## Begin
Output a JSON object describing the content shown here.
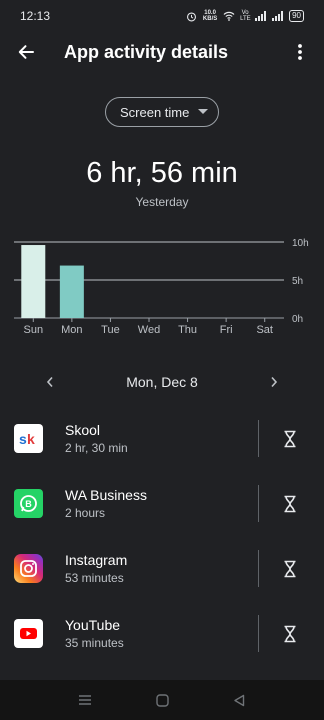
{
  "status_bar": {
    "time": "12:13",
    "data_speed": "10.0 KB/S",
    "network": "Vo LTE",
    "battery": "90"
  },
  "header": {
    "title": "App activity details",
    "back_icon": "arrow-left-icon",
    "menu_icon": "more-vert-icon"
  },
  "filter": {
    "selected": "Screen time"
  },
  "summary": {
    "total": "6 hr, 56 min",
    "label": "Yesterday"
  },
  "chart_data": {
    "type": "bar",
    "categories": [
      "Sun",
      "Mon",
      "Tue",
      "Wed",
      "Thu",
      "Fri",
      "Sat"
    ],
    "values": [
      9.6,
      6.9,
      0,
      0,
      0,
      0,
      0
    ],
    "highlight_index": 1,
    "ylim": [
      0,
      10
    ],
    "y_ticks": [
      "10h",
      "5h",
      "0h"
    ],
    "y_tick_values": [
      10,
      5,
      0
    ],
    "bar_color": "#d9efe9",
    "highlight_color": "#80cbc4",
    "grid": true
  },
  "date_nav": {
    "label": "Mon, Dec 8"
  },
  "apps": [
    {
      "name": "Skool",
      "usage": "2 hr, 30 min",
      "icon": "skool-icon",
      "icon_text": "sk",
      "color": "#ffffff"
    },
    {
      "name": "WA Business",
      "usage": "2 hours",
      "icon": "whatsapp-business-icon",
      "icon_text": "",
      "color": "#25d366"
    },
    {
      "name": "Instagram",
      "usage": "53 minutes",
      "icon": "instagram-icon",
      "icon_text": "",
      "color": "#d6249f"
    },
    {
      "name": "YouTube",
      "usage": "35 minutes",
      "icon": "youtube-icon",
      "icon_text": "",
      "color": "#ffffff"
    }
  ],
  "nav_bar": {
    "recents_icon": "menu-lines-icon",
    "home_icon": "home-square-icon",
    "back_icon": "back-triangle-icon"
  }
}
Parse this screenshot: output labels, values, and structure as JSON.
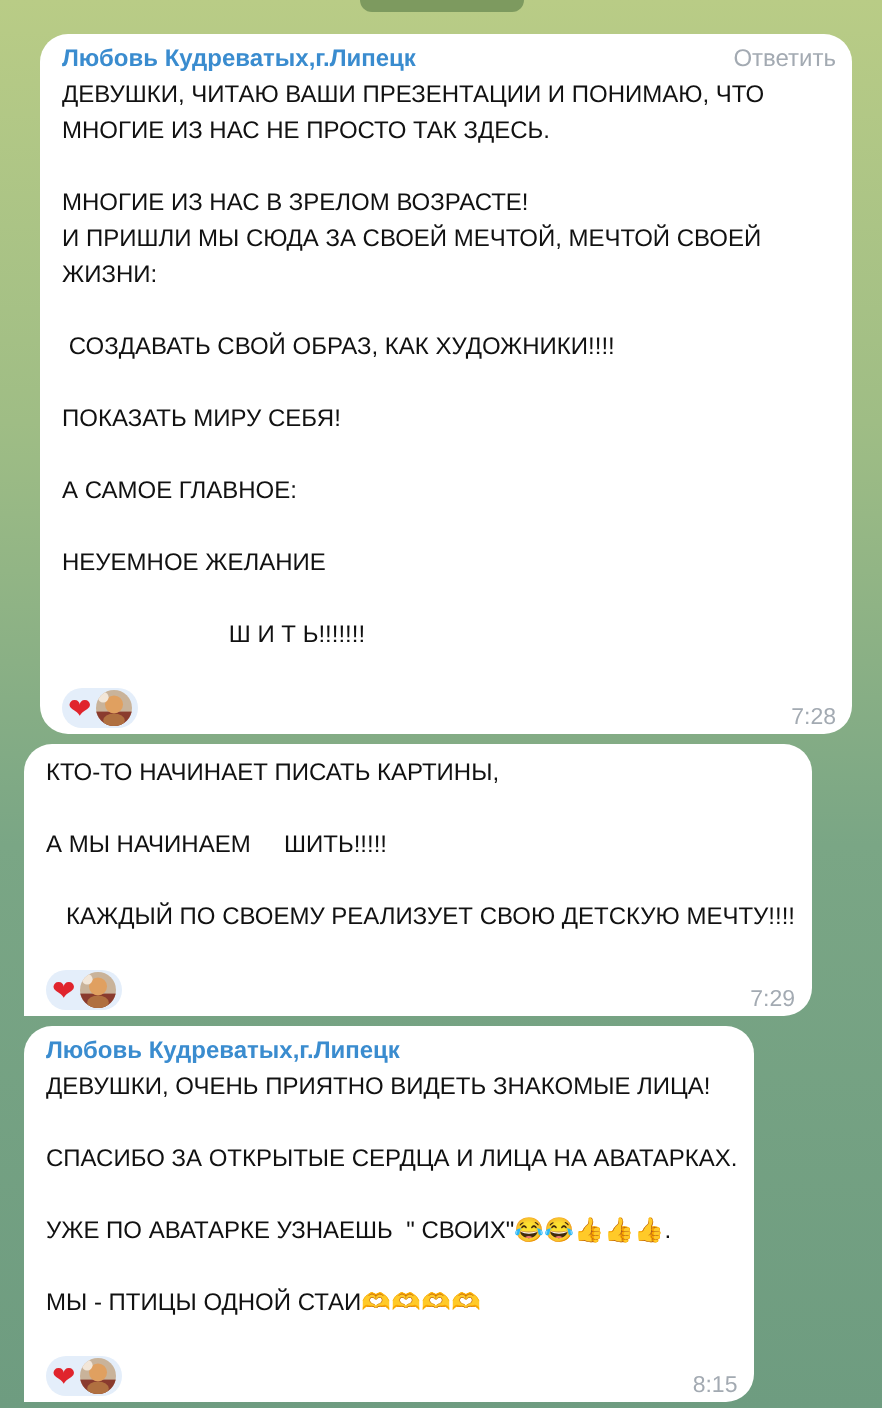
{
  "messages": [
    {
      "sender": "Любовь Кудреватых,г.Липецк",
      "reply_action": "Ответить",
      "tail": false,
      "indent": true,
      "paragraphs": [
        "ДЕВУШКИ, ЧИТАЮ ВАШИ ПРЕЗЕНТАЦИИ И ПОНИМАЮ, ЧТО МНОГИЕ ИЗ НАС НЕ ПРОСТО ТАК ЗДЕСЬ.",
        "МНОГИЕ ИЗ НАС В ЗРЕЛОМ ВОЗРАСТЕ!\nИ ПРИШЛИ МЫ СЮДА ЗА СВОЕЙ МЕЧТОЙ, МЕЧТОЙ СВОЕЙ ЖИЗНИ:",
        " СОЗДАВАТЬ СВОЙ ОБРАЗ, КАК ХУДОЖНИКИ!!!!",
        "ПОКАЗАТЬ МИРУ СЕБЯ!",
        "А САМОЕ ГЛАВНОЕ:",
        "НЕУЕМНОЕ ЖЕЛАНИЕ",
        "                         Ш И Т Ь!!!!!!!"
      ],
      "reaction": "❤",
      "time": "7:28"
    },
    {
      "tail": true,
      "indent": false,
      "paragraphs": [
        "КТО-ТО НАЧИНАЕТ ПИСАТЬ КАРТИНЫ,",
        "А МЫ НАЧИНАЕМ     ШИТЬ!!!!!",
        "   КАЖДЫЙ ПО СВОЕМУ РЕАЛИЗУЕТ СВОЮ ДЕТСКУЮ МЕЧТУ!!!!"
      ],
      "reaction": "❤",
      "time": "7:29"
    },
    {
      "sender": "Любовь Кудреватых,г.Липецк",
      "tail": true,
      "indent": false,
      "paragraphs": [
        "ДЕВУШКИ, ОЧЕНЬ ПРИЯТНО ВИДЕТЬ ЗНАКОМЫЕ ЛИЦА!",
        "СПАСИБО ЗА ОТКРЫТЫЕ СЕРДЦА И ЛИЦА НА АВАТАРКАХ.",
        "УЖЕ ПО АВАТАРКЕ УЗНАЕШЬ  \" СВОИХ\"😂😂👍👍👍.",
        "МЫ - ПТИЦЫ ОДНОЙ СТАИ🫶🫶🫶🫶"
      ],
      "reaction": "❤",
      "time": "8:15"
    }
  ]
}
## End
| Required work |
Collect each line of the entries that has the word "МНОГИЕ", copying it in full.

| Problem solution |
        "ДЕВУШКИ, ЧИТАЮ ВАШИ ПРЕЗЕНТАЦИИ И ПОНИМАЮ, ЧТО МНОГИЕ ИЗ НАС НЕ ПРОСТО ТАК ЗДЕСЬ.",
        "МНОГИЕ ИЗ НАС В ЗРЕЛОМ ВОЗРАСТЕ!\nИ ПРИШЛИ МЫ СЮДА ЗА СВОЕЙ МЕЧТОЙ, МЕЧТОЙ СВОЕЙ ЖИЗНИ:",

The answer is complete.